* begin DATA SUPPLIED *
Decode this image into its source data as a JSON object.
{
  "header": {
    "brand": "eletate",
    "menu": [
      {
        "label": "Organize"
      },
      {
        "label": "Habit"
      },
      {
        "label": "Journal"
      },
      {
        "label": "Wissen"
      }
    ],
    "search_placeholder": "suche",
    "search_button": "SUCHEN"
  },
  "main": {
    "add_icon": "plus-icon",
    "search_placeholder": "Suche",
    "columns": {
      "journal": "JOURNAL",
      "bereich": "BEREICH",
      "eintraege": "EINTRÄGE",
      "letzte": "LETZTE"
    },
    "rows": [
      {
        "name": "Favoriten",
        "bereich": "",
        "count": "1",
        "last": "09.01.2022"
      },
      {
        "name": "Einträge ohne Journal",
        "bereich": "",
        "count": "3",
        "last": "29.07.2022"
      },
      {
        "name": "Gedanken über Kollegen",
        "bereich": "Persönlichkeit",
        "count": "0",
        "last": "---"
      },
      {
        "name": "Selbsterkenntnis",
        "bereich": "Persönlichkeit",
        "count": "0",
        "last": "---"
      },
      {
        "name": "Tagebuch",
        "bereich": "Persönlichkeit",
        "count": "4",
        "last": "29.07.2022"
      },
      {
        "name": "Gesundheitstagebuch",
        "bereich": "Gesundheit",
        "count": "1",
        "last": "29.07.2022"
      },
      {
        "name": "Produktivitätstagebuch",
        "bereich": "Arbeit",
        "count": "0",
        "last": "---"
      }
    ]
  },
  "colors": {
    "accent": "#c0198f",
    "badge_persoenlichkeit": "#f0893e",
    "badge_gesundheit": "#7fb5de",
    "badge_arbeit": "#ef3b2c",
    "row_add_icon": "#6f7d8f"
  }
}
* end DATA SUPPLIED *
### WHAT TO PRODUCE
Retype the whole listing, matching it exactly.

### THE OUTPUT
Decode this image into its source data as a JSON object.
{
  "header": {
    "brand": "eletate",
    "menu": [
      {
        "label": "Organize"
      },
      {
        "label": "Habit"
      },
      {
        "label": "Journal"
      },
      {
        "label": "Wissen"
      }
    ],
    "search_placeholder": "suche",
    "search_button": "SUCHEN"
  },
  "main": {
    "add_icon": "plus-icon",
    "search_placeholder": "Suche",
    "columns": {
      "journal": "JOURNAL",
      "bereich": "BEREICH",
      "eintraege": "EINTRÄGE",
      "letzte": "LETZTE"
    },
    "rows": [
      {
        "name": "Favoriten",
        "bereich": "",
        "count": "1",
        "last": "09.01.2022"
      },
      {
        "name": "Einträge ohne Journal",
        "bereich": "",
        "count": "3",
        "last": "29.07.2022"
      },
      {
        "name": "Gedanken über Kollegen",
        "bereich": "Persönlichkeit",
        "count": "0",
        "last": "---"
      },
      {
        "name": "Selbsterkenntnis",
        "bereich": "Persönlichkeit",
        "count": "0",
        "last": "---"
      },
      {
        "name": "Tagebuch",
        "bereich": "Persönlichkeit",
        "count": "4",
        "last": "29.07.2022"
      },
      {
        "name": "Gesundheitstagebuch",
        "bereich": "Gesundheit",
        "count": "1",
        "last": "29.07.2022"
      },
      {
        "name": "Produktivitätstagebuch",
        "bereich": "Arbeit",
        "count": "0",
        "last": "---"
      }
    ]
  },
  "colors": {
    "accent": "#c0198f",
    "badge_persoenlichkeit": "#f0893e",
    "badge_gesundheit": "#7fb5de",
    "badge_arbeit": "#ef3b2c",
    "row_add_icon": "#6f7d8f"
  }
}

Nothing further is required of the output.